• [Given instruction]: Verbatim output of all the material below is required.

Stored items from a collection
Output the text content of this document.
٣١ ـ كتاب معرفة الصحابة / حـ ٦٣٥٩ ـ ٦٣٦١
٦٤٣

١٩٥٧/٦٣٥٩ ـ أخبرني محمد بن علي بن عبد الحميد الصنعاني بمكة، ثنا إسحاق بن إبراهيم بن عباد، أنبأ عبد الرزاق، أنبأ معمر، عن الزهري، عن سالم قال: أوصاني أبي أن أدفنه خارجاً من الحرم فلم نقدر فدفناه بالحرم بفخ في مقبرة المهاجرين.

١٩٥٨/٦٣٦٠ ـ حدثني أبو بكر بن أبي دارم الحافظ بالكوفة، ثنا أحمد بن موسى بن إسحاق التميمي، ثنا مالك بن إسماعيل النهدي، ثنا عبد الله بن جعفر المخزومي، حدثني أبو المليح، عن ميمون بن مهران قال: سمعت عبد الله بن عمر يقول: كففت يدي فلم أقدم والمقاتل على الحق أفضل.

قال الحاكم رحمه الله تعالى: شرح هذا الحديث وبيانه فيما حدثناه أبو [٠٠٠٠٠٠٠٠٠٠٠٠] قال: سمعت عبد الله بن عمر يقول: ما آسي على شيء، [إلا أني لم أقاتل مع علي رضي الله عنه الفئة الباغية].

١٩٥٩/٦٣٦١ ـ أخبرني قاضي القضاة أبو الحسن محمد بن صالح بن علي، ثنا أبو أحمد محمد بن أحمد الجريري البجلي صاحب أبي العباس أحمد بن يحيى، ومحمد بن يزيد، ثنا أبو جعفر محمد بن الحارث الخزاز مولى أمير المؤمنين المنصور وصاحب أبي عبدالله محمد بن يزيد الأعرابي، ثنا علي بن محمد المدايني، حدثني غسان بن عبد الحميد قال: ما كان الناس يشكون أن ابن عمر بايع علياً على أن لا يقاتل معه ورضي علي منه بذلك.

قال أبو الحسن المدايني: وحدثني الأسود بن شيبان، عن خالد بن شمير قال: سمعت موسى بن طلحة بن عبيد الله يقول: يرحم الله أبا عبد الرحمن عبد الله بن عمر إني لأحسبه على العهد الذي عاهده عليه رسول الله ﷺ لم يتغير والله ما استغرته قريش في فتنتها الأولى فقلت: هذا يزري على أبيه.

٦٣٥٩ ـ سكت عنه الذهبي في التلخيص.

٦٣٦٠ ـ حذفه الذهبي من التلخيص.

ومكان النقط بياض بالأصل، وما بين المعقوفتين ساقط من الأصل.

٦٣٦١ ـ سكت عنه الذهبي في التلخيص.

• [Correct response]:
Output the text content of this document.
٣١ ـ كتاب معرفة الصحابة / حـ ٦٣٥٩ ـ ٦٣٦١
٦٤٣

١٩٥٧/٦٣٥٩ ـ أخبرني محمد بن علي بن عبد الحميد الصنعاني بمكة، ثنا إسحاق بن إبراهيم بن عباد، أنبأ عبد الرزاق، أنبأ معمر، عن الزهري، عن سالم قال: أوصاني أبي أن أدفنه خارجاً من الحرم فلم نقدر فدفناه بالحرم بفخ في مقبرة المهاجرين.

١٩٥٨/٦٣٦٠ ـ حدثني أبو بكر بن أبي دارم الحافظ بالكوفة، ثنا أحمد بن موسى بن إسحاق التميمي، ثنا مالك بن إسماعيل النهدي، ثنا عبد الله بن جعفر المخزومي، حدثني أبو المليح، عن ميمون بن مهران قال: سمعت عبد الله بن عمر يقول: كففت يدي فلم أقدم والمقاتل على الحق أفضل.

قال الحاكم رحمه الله تعالى: شرح هذا الحديث وبيانه فيما حدثناه أبو [٠٠٠٠٠٠٠٠٠٠٠٠] قال: سمعت عبد الله بن عمر يقول: ما آسي على شيء، [إلا أني لم أقاتل مع علي رضي الله عنه الفئة الباغية].

١٩٥٩/٦٣٦١ ـ أخبرني قاضي القضاة أبو الحسن محمد بن صالح بن علي، ثنا أبو أحمد محمد بن أحمد الجريري البجلي صاحب أبي العباس أحمد بن يحيى، ومحمد بن يزيد، ثنا أبو جعفر محمد بن الحارث الخزاز مولى أمير المؤمنين المنصور وصاحب أبي عبدالله محمد بن يزيد الأعرابي، ثنا علي بن محمد المدايني، حدثني غسان بن عبد الحميد قال: ما كان الناس يشكون أن ابن عمر بايع علياً على أن لا يقاتل معه ورضي علي منه بذلك.

قال أبو الحسن المدايني: وحدثني الأسود بن شيبان، عن خالد بن شمير قال: سمعت موسى بن طلحة بن عبيد الله يقول: يرحم الله أبا عبد الرحمن عبد الله بن عمر إني لأحسبه على العهد الذي عاهده عليه رسول الله ﷺ لم يتغير والله ما استغرته قريش في فتنتها الأولى فقلت: هذا يزري على أبيه.

٦٣٥٩ ـ سكت عنه الذهبي في التلخيص.

٦٣٦٠ ـ حذفه الذهبي من التلخيص.

ومكان النقط بياض بالأصل، وما بين المعقوفتين ساقط من الأصل.

٦٣٦١ ـ سكت عنه الذهبي في التلخيص.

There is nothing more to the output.